— PAGE —
Ce 17 juin 2017 est la date d’expiration de toutes les cartes de régularisation fournies aux migrantes et migrants haïtiens dans le cadre du Plan National de Régularisation des Etrangers (PNRE) en République Dominicaine.
Adopté en mai 2014 suite au scandale mondial provoqué par l’adoption de l’Arrêt TC 168-13, ce plan avait permis à environ 239 000 immigrantes et immigrants, en majorité des ressortissantes et ressortissants haïtiens, en situation irrégulière d’obtenir un permis de séjour temporaire mais force est de constater que leur problème n’était pas résolu. Tous les permis étaient valables seulement pour une durée d’un à deux ans. Les autorités dominicaines ne disent rien de ce qui advient des cas de ces migrant(e)s dont la situation a été « régularisée ». Actuellement, les personnes concernées vivent dans la plus grande inquiétude devant la menace de se faire rapatrier comme des centaines de milliers d’autres dont la situation n’avait pas été régularisée.
Ce sentiment d’angoisse est pour le moins bien fondé. Car, un mois et demi après la fin du PNRE le 17 juin 2015, la République Dominicaine avait intensifié le rapatriement des migrants et de leurs descendants, qui n’avaient pas pu intégrer ce plan. C’est ainsi que dès le début du mois d’août 2015, des milliers d’Haïtiens, d’Haïtiennes et aussi des Dominicains d’origine haïtienne majoritairement des mineurs, ont été forcés de laisser ce pays. Entre les mois d’août 2015 et de juin 2017, plus de 199638personnes ont été ainsi enregistrées à travers divers points de passage frontaliers, par une structure, incluant le GARR, qui fait la vigilance des rapatriements à la frontière avec l’appui de l’Organisation Internationale pour les Migrations (OIM). De ce nombre, on retrouve 32.9% de femmes et 67.1% d’hommes. Il renferme aussi 3421 mineurs non accompagnés.
Il importe de noter que ces données sont partielles. Car elles concernent seulement les personnes enregistrées par les agents qui font le monitoring au niveau de certains points frontaliers. Or, ces agents ne sont présents actuellement que sur 50 des 141 points de passage au niveau de la ligne frontalière. De plus, ces données n’incluent pas le chiffre des 65049 retours spontanés fourni par les autorités dominicaines avant le déploiement des agents de vigilance. Donc, il peut être estimé en centaine de milliers aussi le nombre de personnes qui n’ont pas été enregistrées.
La majorité de ces gens sont rapatriés ou expulsés à la frontière dans des conditions infrahumaines et d’extrême vulnérabilité. Appréhendés par les autorités dominicaines généralement dans les rues, les jardins, les chantiers de construction ou autres lieux de travail, ils n’ont jamais eu l’opportunité de récupérer le minimum de biens qu’ils avaient accumulés en République Dominicaine. Ils n’ont même pas la possibilité de prendre les enfants en bas âge ou d’informer d’autres membres de leur famille restés à la maison. Ils arrivent en Haïti, pour la plupart, traumatisés, fatigués, malades, affamés, sans argent, sans vêtements et sans aucun moyen de subsistance.
Ces personnes dénoncent aussi d’autres violations dedroits humains dont elles sont constamment victimes lors des opérations de rapatriements par les autorités dominicaines : confiscation ou destruction de documents d’identité; violences physiques, sexuelles et psychologiques; conditions dégradantes, cruelles et inhumaines de détention; non accès à l’information, non accès à la justice, etc.

— SÉRIE D'EXERCICES —
**A)** Traduisez en anglais cette phrase de la page : « Tous les permis étaient valables seulement pour une durée d’un à deux ans. »
**B)** Indiquez s'il vous plaît si chaque affirmation concorde avec la page, par oui ou non, en citant les mots décisifs : (i) le plan de régularisation a été adopté en mai 2014 ; (ii) des agents de vigilance sont présents sur tous les points de passage de la frontière ; (iii) les personnes rapatriées ont pu récupérer les biens accumulés en République Dominicaine.
**C)** Reproduisez sans rien changer le passage de la page allant de « Ce sentiment d’angoisse » à « mineurs non accompagnés. ».
Les lignes n'ont aucun rôle dans ce travail.

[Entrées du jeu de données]
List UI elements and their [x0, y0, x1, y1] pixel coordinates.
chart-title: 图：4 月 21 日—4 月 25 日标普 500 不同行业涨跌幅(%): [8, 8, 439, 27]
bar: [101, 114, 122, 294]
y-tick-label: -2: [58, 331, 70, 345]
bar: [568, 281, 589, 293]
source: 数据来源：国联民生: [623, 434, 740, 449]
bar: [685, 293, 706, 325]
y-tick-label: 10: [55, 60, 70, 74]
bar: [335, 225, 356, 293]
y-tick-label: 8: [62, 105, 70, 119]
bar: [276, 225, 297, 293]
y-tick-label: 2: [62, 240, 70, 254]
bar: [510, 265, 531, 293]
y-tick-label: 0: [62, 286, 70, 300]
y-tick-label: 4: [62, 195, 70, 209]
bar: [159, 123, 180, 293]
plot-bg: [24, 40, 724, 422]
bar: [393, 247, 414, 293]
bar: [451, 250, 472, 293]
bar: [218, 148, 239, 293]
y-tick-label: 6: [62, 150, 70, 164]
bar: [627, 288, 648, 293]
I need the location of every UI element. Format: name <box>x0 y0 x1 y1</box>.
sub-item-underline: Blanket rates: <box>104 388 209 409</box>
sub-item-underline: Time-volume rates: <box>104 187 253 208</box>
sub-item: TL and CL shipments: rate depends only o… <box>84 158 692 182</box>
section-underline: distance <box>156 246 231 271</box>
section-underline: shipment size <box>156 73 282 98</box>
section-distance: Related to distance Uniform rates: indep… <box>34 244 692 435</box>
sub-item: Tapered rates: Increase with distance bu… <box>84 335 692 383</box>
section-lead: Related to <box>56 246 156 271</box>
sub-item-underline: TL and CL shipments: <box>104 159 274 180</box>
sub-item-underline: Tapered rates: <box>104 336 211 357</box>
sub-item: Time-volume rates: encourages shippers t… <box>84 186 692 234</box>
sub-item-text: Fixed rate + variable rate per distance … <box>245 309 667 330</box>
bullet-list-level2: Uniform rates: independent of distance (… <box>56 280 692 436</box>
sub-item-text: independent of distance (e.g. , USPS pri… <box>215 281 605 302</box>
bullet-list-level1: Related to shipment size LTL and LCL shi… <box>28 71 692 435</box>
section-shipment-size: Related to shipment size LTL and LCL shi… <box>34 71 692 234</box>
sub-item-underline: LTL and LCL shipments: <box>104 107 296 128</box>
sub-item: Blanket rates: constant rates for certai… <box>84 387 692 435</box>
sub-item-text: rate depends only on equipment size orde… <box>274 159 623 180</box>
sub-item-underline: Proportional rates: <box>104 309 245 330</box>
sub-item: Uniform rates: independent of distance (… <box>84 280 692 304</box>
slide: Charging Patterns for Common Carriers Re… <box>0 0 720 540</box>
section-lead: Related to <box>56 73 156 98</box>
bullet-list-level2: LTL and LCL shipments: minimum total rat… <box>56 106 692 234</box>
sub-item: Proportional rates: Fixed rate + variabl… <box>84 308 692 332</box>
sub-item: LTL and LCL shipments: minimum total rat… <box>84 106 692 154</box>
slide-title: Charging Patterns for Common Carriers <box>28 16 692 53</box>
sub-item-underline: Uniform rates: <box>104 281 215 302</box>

— RÉPONSES AUX EXERCICES —
**A)** All the permits were valid for only one to two years.

**B)**
(i) Oui : « Adopté en mai 2014 ».
(ii) Non : « ces agents ne sont présents actuellement que sur 50 des 141 points de passage au niveau de la ligne frontalière ».
(iii) Non : « ils n’ont jamais eu l’opportunité de récupérer le minimum de biens qu’ils avaient accumulés en République Dominicaine ».

**C)**
Ce sentiment d’angoisse est pour le moins bien fondé. Car, un mois et demi après la fin du PNRE le 17 juin 2015, la République Dominicaine avait intensifié le rapatriement des migrants et de leurs descendants, qui n’avaient pas pu intégrer ce plan. C’est ainsi que dès le début du mois d’août 2015, des milliers d’Haïtiens, d’Haïtiennes et aussi des Dominicains d’origine haïtienne majoritairement des mineurs, ont été forcés de laisser ce pays. Entre les mois d’août 2015 et de juin 2017, plus de 199638personnes ont été ainsi enregistrées à travers divers points de passage frontaliers, par une structure, incluant le GARR, qui fait la vigilance des rapatriements à la frontière avec l’appui de l’Organisation Internationale pour les Migrations (OIM). De ce nombre, on retrouve 32.9% de femmes et 67.1% d’hommes. Il renferme aussi 3421 mineurs non accompagnés.